What lines in the entries below contain the word "physicians"? Copy all of them.
(Beginning of Records provided)
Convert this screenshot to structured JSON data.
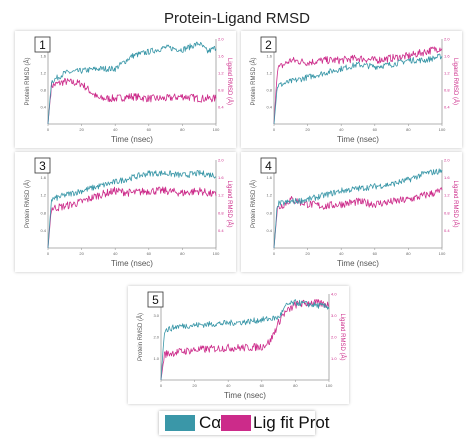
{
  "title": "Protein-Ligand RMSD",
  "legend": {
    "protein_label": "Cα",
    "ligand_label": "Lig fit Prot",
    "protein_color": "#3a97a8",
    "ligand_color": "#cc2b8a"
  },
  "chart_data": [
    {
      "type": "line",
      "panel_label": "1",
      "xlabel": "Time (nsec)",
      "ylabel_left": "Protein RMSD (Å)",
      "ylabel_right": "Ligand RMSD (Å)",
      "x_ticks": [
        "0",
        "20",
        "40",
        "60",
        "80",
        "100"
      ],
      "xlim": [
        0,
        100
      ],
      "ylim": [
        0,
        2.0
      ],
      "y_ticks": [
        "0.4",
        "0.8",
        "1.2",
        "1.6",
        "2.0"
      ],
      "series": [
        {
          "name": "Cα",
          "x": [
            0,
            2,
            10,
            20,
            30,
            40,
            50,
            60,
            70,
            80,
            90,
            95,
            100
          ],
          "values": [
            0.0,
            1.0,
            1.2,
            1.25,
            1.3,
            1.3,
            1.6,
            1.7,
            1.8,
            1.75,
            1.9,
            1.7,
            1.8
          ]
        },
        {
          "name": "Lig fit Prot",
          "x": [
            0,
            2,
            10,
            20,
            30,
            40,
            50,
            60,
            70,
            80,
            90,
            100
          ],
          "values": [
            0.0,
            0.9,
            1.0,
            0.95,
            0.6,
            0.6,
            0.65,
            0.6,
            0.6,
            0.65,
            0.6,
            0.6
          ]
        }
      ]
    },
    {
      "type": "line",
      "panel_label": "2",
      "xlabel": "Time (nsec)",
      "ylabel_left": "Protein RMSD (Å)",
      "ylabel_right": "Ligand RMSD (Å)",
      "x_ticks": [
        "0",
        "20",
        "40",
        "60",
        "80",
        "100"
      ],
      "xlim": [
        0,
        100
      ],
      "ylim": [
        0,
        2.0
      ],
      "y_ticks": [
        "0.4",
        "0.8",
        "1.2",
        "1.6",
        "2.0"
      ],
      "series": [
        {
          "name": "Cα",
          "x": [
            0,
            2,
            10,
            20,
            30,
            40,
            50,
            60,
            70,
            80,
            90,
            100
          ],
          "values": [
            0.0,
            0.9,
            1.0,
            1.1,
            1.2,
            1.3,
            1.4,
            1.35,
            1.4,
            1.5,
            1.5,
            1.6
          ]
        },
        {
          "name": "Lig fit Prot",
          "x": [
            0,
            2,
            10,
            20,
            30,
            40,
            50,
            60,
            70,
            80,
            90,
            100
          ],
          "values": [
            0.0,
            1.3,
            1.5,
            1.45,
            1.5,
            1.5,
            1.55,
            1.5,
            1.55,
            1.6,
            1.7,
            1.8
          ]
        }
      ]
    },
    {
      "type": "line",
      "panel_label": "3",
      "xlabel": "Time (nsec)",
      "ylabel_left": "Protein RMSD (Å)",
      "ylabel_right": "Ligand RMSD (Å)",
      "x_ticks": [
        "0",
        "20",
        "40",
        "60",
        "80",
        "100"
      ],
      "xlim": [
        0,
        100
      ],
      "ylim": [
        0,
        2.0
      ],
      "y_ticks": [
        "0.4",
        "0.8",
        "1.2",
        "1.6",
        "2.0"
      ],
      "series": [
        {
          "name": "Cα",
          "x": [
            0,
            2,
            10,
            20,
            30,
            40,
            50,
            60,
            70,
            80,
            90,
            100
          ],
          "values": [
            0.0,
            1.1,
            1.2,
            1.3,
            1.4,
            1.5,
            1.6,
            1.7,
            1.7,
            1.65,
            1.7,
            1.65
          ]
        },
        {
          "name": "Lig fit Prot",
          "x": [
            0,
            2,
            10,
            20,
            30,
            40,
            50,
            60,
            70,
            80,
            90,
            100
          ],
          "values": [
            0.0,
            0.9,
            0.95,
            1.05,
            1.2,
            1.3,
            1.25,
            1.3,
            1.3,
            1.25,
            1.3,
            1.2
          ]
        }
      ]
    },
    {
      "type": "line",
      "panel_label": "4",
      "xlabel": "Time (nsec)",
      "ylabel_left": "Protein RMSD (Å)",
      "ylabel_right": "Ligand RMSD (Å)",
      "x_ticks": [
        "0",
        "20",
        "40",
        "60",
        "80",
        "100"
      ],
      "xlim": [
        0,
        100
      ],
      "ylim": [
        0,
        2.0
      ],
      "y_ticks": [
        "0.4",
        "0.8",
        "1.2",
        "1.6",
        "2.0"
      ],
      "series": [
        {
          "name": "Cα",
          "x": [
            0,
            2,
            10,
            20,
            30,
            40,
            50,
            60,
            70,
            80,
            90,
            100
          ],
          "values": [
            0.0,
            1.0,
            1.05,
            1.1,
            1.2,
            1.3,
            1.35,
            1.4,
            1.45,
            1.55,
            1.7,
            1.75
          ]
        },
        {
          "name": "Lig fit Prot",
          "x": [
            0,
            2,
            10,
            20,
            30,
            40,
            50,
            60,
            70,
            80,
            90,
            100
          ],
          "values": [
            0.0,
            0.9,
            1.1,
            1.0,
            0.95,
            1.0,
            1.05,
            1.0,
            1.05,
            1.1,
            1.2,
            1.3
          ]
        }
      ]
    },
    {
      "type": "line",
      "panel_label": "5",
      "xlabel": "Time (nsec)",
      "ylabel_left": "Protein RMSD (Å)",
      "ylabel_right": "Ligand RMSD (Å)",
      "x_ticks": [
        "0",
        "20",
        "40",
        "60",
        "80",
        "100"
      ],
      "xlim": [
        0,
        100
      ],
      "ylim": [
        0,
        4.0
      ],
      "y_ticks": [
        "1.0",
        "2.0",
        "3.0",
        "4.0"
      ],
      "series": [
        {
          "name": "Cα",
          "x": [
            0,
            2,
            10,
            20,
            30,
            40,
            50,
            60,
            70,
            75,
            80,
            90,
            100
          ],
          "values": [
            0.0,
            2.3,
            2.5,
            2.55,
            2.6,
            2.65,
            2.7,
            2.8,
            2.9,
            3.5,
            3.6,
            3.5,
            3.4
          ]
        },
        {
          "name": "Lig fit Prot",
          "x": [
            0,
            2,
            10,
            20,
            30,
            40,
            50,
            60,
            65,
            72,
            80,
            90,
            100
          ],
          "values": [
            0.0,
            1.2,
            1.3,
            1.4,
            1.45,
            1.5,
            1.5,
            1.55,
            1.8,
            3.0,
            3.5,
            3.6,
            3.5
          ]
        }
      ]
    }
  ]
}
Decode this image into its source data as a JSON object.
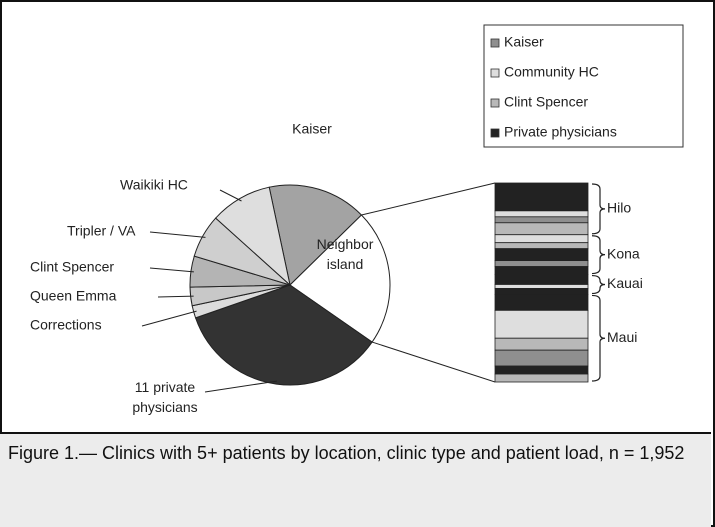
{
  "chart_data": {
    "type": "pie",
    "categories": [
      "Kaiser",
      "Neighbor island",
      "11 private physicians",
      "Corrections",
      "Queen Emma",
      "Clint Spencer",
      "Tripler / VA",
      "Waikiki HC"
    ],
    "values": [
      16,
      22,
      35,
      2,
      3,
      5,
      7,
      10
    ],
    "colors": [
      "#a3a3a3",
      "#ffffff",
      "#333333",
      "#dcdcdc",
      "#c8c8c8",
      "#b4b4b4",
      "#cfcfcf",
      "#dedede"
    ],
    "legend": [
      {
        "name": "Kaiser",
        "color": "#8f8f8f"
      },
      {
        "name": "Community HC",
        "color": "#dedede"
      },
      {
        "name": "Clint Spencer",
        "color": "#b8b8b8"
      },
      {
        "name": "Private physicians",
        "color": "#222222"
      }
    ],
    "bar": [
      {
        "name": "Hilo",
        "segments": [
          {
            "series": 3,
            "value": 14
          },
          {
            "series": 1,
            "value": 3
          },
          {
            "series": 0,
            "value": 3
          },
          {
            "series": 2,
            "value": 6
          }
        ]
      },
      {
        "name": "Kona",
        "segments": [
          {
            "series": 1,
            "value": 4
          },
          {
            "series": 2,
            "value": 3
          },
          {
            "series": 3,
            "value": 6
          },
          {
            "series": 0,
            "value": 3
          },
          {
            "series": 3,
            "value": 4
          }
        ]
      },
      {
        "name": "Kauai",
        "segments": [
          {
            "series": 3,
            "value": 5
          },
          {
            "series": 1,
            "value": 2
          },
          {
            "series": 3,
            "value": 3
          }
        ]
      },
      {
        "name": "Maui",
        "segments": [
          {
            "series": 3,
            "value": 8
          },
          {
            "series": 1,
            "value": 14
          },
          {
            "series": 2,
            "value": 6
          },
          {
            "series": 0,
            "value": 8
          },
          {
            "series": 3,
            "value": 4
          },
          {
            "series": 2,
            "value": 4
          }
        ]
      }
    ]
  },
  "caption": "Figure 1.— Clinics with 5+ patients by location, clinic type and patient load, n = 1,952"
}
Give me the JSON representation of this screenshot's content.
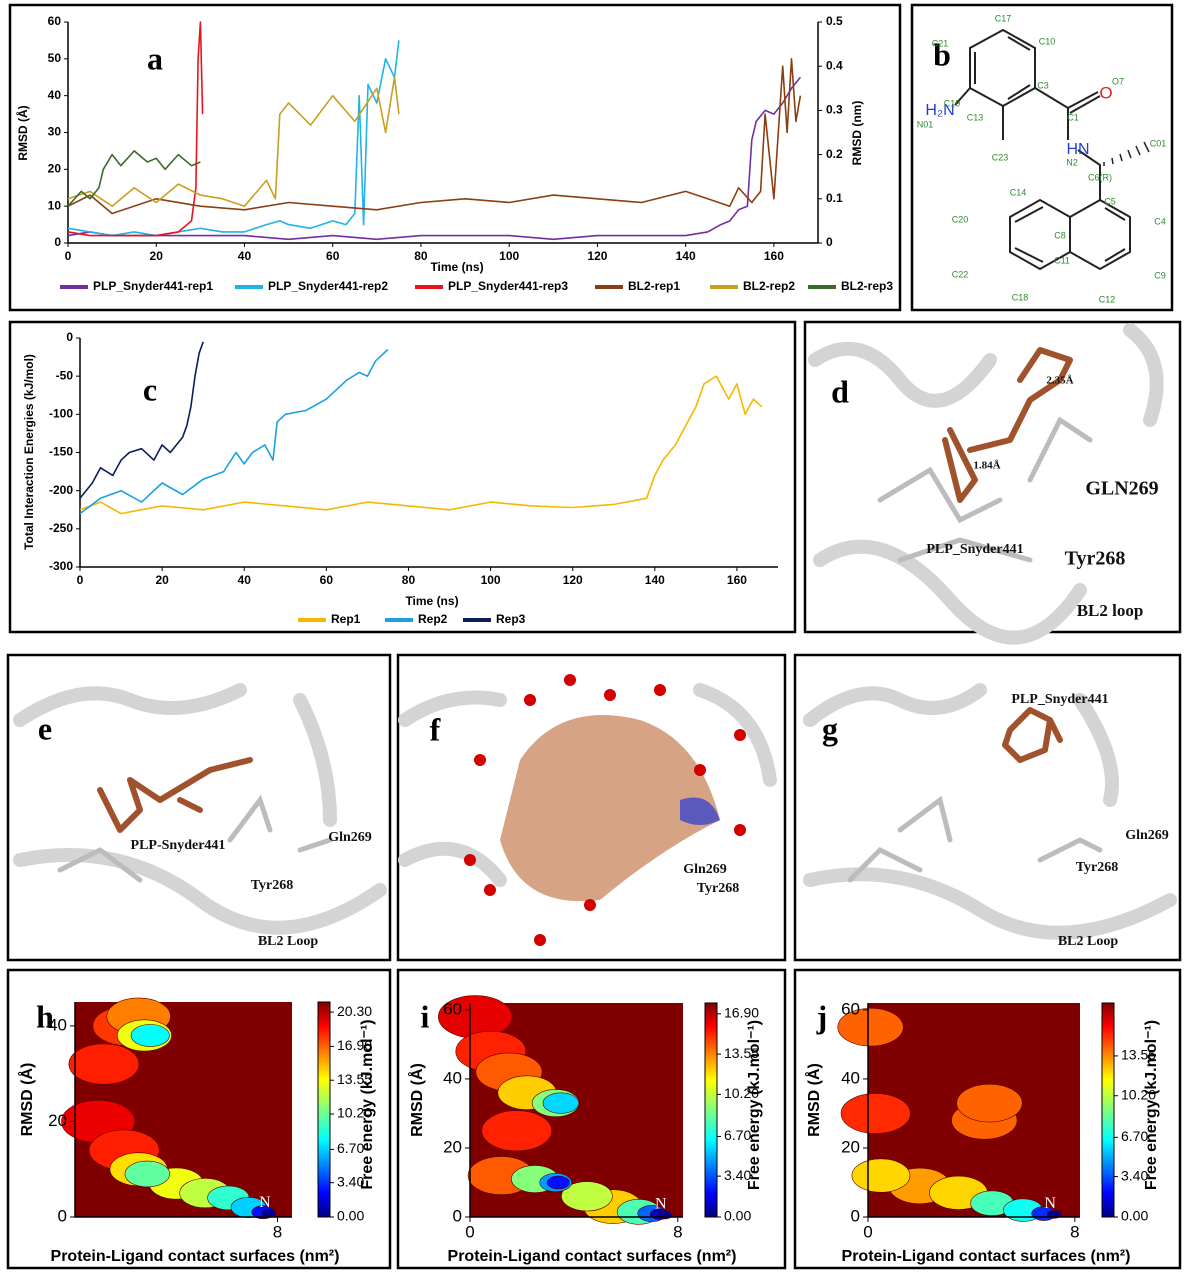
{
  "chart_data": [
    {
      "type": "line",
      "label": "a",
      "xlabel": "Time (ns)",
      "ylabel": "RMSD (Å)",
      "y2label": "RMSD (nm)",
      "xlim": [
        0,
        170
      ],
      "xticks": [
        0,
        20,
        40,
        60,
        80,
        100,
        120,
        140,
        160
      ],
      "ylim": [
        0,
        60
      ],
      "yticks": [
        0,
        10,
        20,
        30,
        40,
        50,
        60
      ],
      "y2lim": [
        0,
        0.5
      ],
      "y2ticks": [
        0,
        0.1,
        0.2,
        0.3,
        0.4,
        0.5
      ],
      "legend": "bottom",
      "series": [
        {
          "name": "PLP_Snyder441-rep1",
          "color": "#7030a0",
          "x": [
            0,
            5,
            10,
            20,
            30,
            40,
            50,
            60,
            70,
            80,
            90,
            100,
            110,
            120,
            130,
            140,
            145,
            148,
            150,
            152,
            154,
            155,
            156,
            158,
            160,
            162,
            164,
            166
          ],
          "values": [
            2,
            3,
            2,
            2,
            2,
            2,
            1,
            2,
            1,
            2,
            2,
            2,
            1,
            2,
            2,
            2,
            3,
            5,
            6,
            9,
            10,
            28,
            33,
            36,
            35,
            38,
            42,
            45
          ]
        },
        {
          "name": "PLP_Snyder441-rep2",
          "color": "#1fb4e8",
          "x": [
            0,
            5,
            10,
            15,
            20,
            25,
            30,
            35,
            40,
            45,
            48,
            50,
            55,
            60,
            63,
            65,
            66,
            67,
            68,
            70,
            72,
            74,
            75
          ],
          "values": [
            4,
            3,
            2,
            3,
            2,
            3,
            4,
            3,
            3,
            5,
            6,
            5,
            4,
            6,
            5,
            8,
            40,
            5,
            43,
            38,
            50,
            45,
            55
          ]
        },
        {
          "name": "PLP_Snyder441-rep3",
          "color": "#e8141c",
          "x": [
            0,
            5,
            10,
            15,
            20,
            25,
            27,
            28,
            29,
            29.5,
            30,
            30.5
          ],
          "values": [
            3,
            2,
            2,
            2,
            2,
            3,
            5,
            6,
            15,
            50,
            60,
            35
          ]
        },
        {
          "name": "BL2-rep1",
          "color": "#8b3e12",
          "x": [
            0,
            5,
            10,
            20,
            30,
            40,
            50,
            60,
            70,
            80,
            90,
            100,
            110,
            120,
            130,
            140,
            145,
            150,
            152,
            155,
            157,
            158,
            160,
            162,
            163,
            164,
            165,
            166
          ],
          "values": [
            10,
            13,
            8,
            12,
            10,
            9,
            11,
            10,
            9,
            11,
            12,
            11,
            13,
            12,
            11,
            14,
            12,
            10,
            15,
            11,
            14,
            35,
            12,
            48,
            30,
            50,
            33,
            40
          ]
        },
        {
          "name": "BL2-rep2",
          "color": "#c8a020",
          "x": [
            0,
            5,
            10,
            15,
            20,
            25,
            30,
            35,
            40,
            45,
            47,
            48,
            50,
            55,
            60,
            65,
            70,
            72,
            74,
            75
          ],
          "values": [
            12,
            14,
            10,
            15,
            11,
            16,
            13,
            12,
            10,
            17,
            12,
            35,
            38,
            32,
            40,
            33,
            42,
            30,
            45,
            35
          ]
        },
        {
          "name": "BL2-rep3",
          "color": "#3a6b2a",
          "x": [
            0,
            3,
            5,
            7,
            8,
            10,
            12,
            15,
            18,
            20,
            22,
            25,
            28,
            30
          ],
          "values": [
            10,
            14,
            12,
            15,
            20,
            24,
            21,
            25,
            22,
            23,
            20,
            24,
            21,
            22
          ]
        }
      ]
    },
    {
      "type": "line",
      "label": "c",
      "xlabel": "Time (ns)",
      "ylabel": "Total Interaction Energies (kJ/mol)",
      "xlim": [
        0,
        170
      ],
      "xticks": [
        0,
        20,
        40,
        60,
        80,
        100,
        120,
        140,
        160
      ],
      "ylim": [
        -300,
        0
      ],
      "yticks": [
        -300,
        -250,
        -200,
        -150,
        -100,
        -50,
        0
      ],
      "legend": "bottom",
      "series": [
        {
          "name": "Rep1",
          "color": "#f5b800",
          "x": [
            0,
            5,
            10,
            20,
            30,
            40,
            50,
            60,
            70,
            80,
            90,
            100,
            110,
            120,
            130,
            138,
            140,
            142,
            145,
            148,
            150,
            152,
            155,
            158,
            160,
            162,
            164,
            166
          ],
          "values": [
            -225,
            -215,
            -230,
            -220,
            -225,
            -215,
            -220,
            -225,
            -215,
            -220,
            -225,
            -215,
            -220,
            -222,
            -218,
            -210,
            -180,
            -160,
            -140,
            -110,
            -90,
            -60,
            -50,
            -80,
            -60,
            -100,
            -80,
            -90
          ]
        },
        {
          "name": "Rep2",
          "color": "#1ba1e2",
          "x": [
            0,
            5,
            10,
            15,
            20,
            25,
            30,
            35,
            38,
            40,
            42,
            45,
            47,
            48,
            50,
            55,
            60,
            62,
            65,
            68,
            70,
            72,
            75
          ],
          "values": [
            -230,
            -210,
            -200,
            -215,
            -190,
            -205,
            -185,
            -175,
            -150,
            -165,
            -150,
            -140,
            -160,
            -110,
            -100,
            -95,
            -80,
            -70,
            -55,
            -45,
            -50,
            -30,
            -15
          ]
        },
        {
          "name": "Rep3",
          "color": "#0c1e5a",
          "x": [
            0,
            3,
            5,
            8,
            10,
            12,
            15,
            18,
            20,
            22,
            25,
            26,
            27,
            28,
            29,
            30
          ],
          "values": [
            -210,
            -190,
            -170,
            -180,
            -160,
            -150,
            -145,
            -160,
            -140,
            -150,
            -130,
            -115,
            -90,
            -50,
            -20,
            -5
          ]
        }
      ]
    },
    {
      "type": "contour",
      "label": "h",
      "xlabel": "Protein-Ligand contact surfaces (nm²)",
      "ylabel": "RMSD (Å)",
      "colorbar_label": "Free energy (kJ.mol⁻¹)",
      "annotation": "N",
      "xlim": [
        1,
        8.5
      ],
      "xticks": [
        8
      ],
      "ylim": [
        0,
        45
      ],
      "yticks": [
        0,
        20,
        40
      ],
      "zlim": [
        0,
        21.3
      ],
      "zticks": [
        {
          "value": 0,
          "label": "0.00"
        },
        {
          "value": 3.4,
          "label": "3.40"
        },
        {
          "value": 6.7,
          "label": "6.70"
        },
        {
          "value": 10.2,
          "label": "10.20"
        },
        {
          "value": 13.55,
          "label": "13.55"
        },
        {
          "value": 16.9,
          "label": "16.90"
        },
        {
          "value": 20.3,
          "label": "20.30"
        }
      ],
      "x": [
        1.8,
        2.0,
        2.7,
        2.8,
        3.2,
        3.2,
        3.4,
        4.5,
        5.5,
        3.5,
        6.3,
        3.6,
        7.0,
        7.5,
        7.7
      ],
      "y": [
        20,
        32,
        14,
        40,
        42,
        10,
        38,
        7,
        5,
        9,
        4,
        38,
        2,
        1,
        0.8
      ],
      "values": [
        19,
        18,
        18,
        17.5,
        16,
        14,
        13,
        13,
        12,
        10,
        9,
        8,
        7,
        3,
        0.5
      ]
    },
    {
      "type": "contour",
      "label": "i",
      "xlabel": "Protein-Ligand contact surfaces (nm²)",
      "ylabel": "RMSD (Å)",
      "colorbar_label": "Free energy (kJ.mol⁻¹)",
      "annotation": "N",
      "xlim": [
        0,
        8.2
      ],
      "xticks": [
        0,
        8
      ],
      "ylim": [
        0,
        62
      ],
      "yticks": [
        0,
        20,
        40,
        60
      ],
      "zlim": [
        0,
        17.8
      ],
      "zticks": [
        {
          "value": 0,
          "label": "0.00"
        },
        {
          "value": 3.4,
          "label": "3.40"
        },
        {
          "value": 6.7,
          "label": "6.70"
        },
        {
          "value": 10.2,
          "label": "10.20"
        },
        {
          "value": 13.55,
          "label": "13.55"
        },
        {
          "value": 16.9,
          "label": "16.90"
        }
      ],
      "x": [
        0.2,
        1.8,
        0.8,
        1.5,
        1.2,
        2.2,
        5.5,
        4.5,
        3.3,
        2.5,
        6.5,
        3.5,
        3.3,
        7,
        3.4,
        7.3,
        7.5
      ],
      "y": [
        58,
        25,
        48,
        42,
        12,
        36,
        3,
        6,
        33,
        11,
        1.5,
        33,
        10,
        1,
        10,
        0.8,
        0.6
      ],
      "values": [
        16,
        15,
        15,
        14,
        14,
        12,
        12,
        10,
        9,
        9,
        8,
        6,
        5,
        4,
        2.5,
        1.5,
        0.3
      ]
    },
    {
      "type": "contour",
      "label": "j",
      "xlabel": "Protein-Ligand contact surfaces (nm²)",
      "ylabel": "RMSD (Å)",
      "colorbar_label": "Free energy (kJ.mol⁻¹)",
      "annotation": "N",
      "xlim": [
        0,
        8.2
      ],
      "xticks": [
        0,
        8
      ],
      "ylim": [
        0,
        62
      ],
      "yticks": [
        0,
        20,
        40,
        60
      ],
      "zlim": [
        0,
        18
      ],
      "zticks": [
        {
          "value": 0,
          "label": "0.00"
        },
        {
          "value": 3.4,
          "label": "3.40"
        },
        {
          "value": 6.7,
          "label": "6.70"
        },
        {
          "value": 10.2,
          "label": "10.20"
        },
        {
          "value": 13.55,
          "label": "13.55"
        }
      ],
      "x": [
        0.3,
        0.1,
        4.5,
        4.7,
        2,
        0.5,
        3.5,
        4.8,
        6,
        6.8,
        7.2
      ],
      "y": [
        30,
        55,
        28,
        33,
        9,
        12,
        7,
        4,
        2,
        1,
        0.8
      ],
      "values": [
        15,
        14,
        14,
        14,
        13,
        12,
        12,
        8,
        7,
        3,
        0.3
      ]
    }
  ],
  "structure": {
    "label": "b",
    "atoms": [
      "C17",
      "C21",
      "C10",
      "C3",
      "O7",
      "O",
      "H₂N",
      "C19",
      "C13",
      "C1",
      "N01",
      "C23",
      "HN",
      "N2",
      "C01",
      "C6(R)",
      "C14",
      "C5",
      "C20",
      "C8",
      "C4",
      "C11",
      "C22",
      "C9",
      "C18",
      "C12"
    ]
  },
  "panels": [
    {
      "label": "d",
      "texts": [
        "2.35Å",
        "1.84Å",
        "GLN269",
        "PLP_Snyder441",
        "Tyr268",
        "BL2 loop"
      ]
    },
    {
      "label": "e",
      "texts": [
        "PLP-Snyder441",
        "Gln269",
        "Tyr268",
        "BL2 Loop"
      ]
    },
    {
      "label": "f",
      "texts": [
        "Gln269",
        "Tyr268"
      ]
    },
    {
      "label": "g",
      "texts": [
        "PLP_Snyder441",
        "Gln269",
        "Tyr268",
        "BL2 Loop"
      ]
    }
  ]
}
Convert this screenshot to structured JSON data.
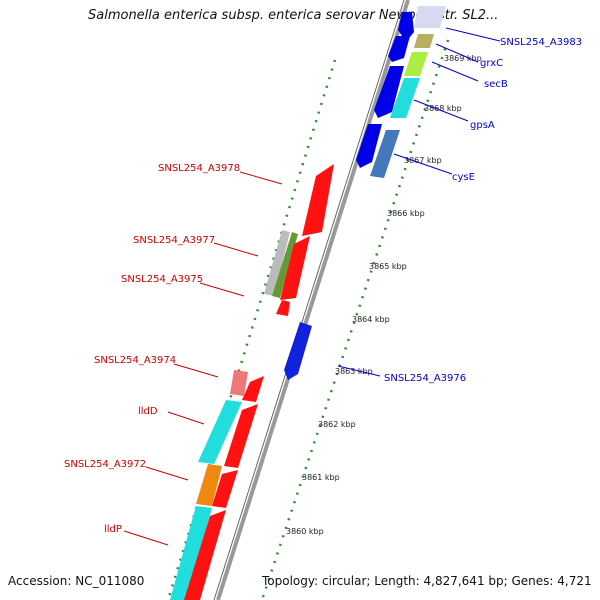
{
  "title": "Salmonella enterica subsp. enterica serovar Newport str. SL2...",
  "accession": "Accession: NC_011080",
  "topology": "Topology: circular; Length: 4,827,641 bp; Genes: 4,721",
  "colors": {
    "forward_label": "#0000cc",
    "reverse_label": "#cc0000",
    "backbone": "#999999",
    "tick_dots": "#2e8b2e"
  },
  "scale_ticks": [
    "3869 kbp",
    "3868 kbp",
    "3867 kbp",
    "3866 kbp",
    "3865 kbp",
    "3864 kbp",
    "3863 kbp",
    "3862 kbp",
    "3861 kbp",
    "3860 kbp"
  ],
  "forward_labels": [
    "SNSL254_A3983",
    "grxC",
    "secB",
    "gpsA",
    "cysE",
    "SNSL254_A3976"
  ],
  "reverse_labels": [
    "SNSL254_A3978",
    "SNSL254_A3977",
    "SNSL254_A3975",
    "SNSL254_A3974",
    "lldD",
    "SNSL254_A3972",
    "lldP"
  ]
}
(End of Records provided)
Task solution.
      "11 private physicians",
        "name": "Private physicians",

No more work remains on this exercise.